*TASK TO CARRY OUT*. Transcribe every entry word for word, leaving out all images.

------ SUPPLIED ENTRIES ------

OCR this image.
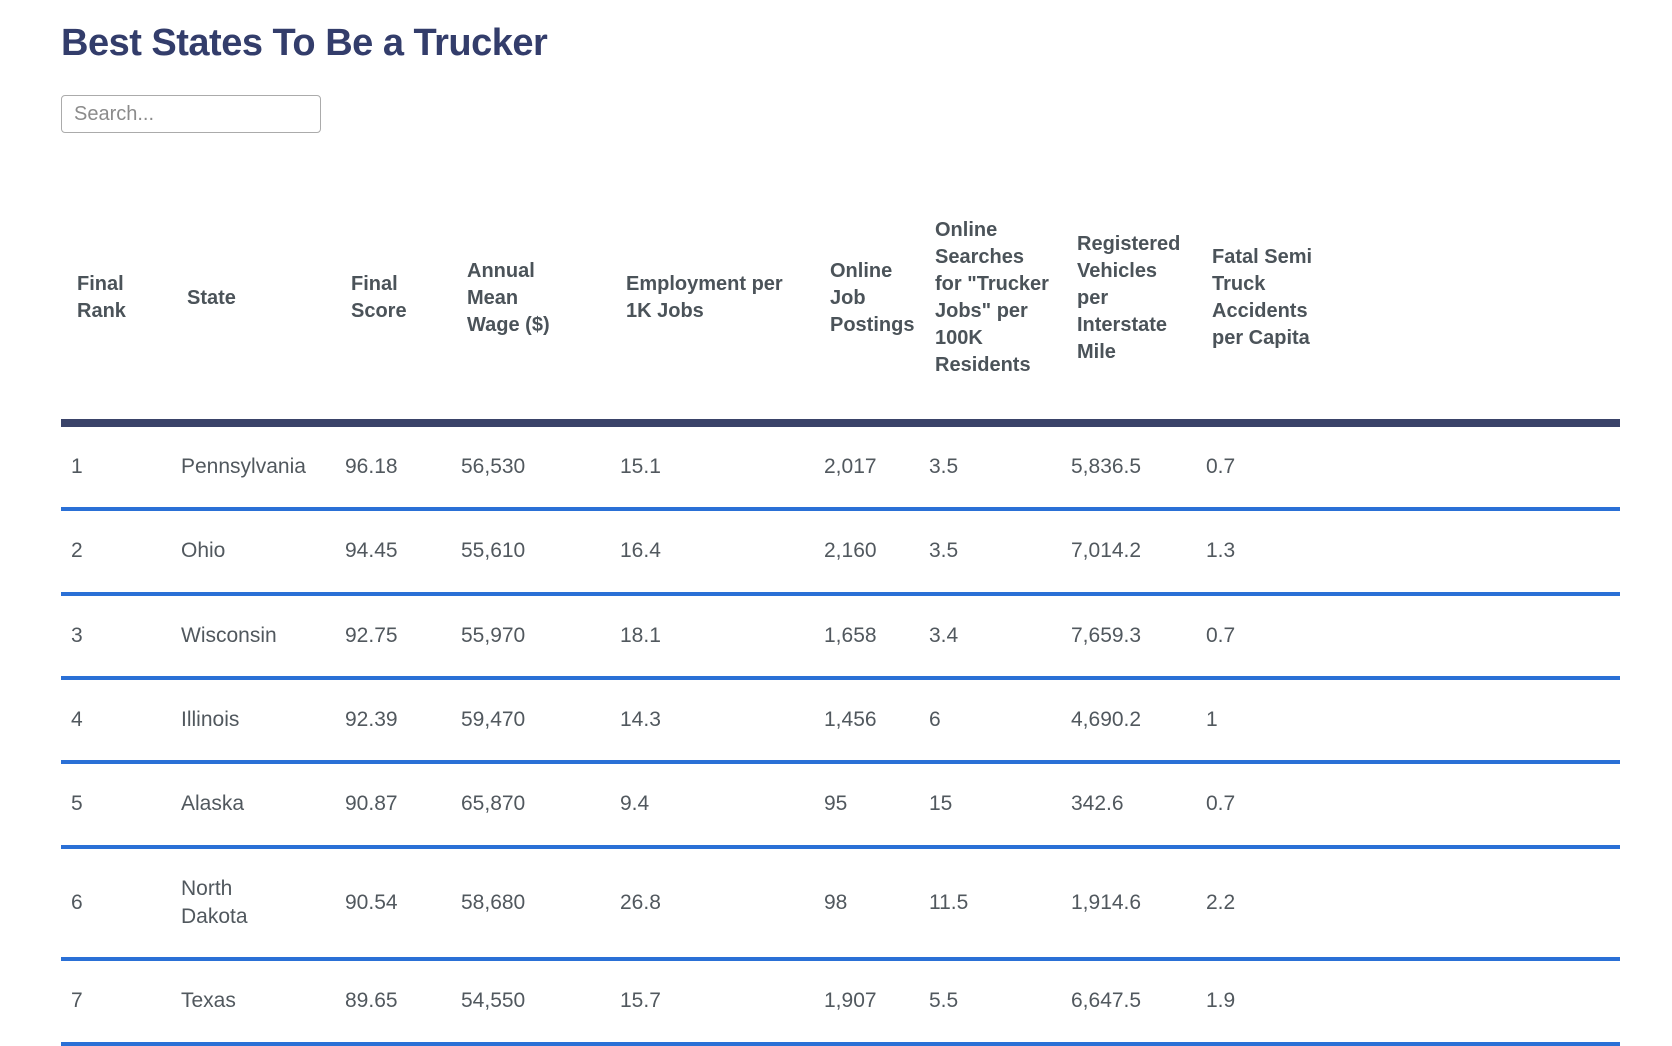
Best States To Be a Trucker
Search...
Final Rank	State	Final Score	Annual Mean Wage ($)	Employment per 1K Jobs	Online Job Postings	Online Searches for "Trucker Jobs" per 100K Residents	Registered Vehicles per Interstate Mile	Fatal Semi Truck Accidents per Capita

1	Pennsylvania	96.18	56,530	15.1	2,017	3.5	5,836.5	0.7

2	Ohio	94.45	55,610	16.4	2,160	3.5	7,014.2	1.3

3	Wisconsin	92.75	55,970	18.1	1,658	3.4	7,659.3	0.7

4	Illinois	92.39	59,470	14.3	1,456	6	4,690.2	1

5	Alaska	90.87	65,870	9.4	95	15	342.6	0.7

6	North Dakota	90.54	58,680	26.8	98	11.5	1,914.6	2.2

7	Texas	89.65	54,550	15.7	1,907	5.5	6,647.5	1.9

------

*FINISHED TASK*.
OCR this image.
Best States To Be a Trucker
Search...
Final Rank	State	Final Score	Annual Mean Wage ($)	Employment per 1K Jobs	Online Job Postings	Online Searches for "Trucker Jobs" per 100K Residents	Registered Vehicles per Interstate Mile	Fatal Semi Truck Accidents per Capita

1	Pennsylvania	96.18	56,530	15.1	2,017	3.5	5,836.5	0.7

2	Ohio	94.45	55,610	16.4	2,160	3.5	7,014.2	1.3

3	Wisconsin	92.75	55,970	18.1	1,658	3.4	7,659.3	0.7

4	Illinois	92.39	59,470	14.3	1,456	6	4,690.2	1

5	Alaska	90.87	65,870	9.4	95	15	342.6	0.7

6	North Dakota	90.54	58,680	26.8	98	11.5	1,914.6	2.2

7	Texas	89.65	54,550	15.7	1,907	5.5	6,647.5	1.9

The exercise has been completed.